------ Page excerpt

The premiere was conducted by Serge Koussevitzky in Moscow on 2 March 1911. On 21 March 1915 it was first performed with colored lighting, by the Russian Symphony Orchestra with Marguerite Volavy on piano, conducted by Modest Altschuler, at Carnegie Hall. Altschuler and Scriabin were contemporaries at the Moscow Conservatory in the early 1890s.

Sir Henry Wood had plans to conduct Prometheus with the part for clavier à lumières, but World War I prevented the performance. The work was performed with colored lighting for the first time in England on 4 May 1972, by the London Symphony Orchestra under Elyakum Shapirra at the Royal Albert Hall.

For a description of several other performances employing novel approaches to color realization in this work, see Hugh MacDonald, The Musical Times 124 (1983) pp. 600–602.

In 2006, the Russian pianist Andrej Hoteev realized a project at Greater Hall of the Laeiszhalle Hamburg: as soloist accompanied by the Hamburg Symphony Orchestra conducted by Andrey Boreyko he presented the authentic colour light score with Scriabin's intended clavier à lumières rediscovered by himself.

------------

- **What to produce**: Continue the passage on performances of Prometheus from its last sentence.

------ Excerpted data

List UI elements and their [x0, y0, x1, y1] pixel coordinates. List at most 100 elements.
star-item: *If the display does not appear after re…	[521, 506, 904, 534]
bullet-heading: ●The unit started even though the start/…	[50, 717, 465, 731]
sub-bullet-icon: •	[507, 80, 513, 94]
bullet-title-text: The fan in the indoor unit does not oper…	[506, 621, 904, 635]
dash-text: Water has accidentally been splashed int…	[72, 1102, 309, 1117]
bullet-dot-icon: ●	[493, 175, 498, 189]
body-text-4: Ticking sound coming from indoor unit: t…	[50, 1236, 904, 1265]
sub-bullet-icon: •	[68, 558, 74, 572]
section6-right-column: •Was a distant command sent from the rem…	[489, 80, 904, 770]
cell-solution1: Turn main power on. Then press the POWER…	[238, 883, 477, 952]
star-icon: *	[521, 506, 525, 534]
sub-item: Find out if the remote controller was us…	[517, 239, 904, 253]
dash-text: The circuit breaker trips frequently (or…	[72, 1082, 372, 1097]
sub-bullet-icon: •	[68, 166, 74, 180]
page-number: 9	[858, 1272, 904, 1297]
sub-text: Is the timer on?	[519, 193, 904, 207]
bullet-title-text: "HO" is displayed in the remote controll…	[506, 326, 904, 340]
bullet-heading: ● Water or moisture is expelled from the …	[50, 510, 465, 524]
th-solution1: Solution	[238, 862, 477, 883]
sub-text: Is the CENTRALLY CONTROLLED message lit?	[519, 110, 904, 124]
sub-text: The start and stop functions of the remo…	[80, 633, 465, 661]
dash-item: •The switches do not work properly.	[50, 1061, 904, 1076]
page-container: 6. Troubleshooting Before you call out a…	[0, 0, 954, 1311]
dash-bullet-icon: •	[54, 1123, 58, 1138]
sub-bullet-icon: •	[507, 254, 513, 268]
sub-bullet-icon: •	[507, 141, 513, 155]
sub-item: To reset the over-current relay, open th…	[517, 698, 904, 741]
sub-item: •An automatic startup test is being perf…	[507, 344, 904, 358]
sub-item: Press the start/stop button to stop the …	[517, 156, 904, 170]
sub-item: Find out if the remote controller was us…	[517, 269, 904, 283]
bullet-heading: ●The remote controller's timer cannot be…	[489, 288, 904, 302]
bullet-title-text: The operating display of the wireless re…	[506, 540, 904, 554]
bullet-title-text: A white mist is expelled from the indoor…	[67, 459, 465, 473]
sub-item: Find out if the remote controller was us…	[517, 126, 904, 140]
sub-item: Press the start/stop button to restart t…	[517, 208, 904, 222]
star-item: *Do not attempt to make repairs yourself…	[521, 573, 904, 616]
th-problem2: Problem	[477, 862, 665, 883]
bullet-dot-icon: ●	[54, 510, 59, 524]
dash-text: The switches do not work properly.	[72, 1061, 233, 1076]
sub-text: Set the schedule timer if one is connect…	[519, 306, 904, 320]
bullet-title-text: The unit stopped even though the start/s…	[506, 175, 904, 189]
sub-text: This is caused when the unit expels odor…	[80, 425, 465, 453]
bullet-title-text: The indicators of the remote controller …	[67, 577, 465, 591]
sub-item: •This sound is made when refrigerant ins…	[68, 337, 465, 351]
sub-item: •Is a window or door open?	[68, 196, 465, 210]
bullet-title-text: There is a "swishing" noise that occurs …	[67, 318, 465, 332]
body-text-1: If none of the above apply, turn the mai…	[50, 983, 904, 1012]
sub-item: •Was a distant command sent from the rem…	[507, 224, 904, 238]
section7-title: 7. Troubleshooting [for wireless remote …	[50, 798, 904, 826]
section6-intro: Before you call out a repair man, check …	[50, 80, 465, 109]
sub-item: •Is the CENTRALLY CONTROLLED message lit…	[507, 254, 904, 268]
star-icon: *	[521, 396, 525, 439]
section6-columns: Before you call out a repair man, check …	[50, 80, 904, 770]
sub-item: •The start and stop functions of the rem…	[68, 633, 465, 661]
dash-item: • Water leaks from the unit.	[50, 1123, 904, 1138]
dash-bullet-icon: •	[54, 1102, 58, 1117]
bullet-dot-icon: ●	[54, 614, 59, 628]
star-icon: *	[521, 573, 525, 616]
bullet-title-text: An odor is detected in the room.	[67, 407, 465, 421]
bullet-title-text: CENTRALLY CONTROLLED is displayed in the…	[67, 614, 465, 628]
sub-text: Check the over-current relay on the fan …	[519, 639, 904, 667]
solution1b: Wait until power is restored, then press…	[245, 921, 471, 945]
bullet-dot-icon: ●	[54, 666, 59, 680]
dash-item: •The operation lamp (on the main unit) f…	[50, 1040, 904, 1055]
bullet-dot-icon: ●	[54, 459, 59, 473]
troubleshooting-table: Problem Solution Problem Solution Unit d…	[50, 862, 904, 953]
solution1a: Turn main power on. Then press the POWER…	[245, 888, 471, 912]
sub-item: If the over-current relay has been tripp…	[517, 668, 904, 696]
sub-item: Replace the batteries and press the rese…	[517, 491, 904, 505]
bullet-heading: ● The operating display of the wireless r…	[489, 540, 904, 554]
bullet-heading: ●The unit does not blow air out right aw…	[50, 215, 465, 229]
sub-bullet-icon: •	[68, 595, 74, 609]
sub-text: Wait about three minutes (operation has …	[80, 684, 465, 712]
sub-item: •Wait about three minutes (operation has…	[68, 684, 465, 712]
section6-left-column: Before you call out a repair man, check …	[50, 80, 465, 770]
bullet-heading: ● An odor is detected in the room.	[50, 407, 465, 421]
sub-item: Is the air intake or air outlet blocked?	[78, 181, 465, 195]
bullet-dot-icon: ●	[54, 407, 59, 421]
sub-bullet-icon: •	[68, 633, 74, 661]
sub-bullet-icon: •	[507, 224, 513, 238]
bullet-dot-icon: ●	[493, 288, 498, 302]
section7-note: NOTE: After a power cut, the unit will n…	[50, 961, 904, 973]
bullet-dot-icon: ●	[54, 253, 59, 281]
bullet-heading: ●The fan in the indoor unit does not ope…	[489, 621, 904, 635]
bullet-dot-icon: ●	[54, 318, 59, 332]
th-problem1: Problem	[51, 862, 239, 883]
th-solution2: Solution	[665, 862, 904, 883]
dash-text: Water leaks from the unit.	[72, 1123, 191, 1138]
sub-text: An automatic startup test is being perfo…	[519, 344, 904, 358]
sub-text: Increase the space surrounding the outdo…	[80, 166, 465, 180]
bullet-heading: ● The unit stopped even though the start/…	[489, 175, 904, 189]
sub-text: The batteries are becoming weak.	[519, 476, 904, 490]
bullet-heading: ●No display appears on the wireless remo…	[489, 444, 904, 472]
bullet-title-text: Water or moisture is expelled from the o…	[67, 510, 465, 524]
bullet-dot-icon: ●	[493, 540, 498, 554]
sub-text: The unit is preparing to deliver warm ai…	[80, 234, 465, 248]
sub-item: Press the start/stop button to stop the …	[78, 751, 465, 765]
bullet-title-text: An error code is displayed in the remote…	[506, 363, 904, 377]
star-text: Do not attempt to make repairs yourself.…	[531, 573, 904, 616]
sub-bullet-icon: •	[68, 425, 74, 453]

------------

- **Reply**:
In 2010, the Yale Symphony Orchestra, under the conductor Toshiyuki Shimada and in collaboration with the Yale Department of Music and doctoral candidate Anna Gawboy, performed the work with clavier à lumières and full hall lighting using directions from Scriabin's notes.

In 2023, the Antwerp Symphony Orchestra commissioned a radical new light scenography to accompany the piece, made by Brussels artist Antoine Goldschmidt.

In January 2026, the Los Angeles Philharmonic commissioned Grimanesa Amorós to create a light installation to accompany the piece, titled Radiance.

==Transcription==
Leonid Sabaneyev transcribed the symphonic poem for two pianos (four hands) in 1911. When he initially proposed this, Scriabin was of the opinion that at least eight hands would be necessary, and the composer was reportedly somewhat disconcerted when he realized that his piece could be reduced in this way.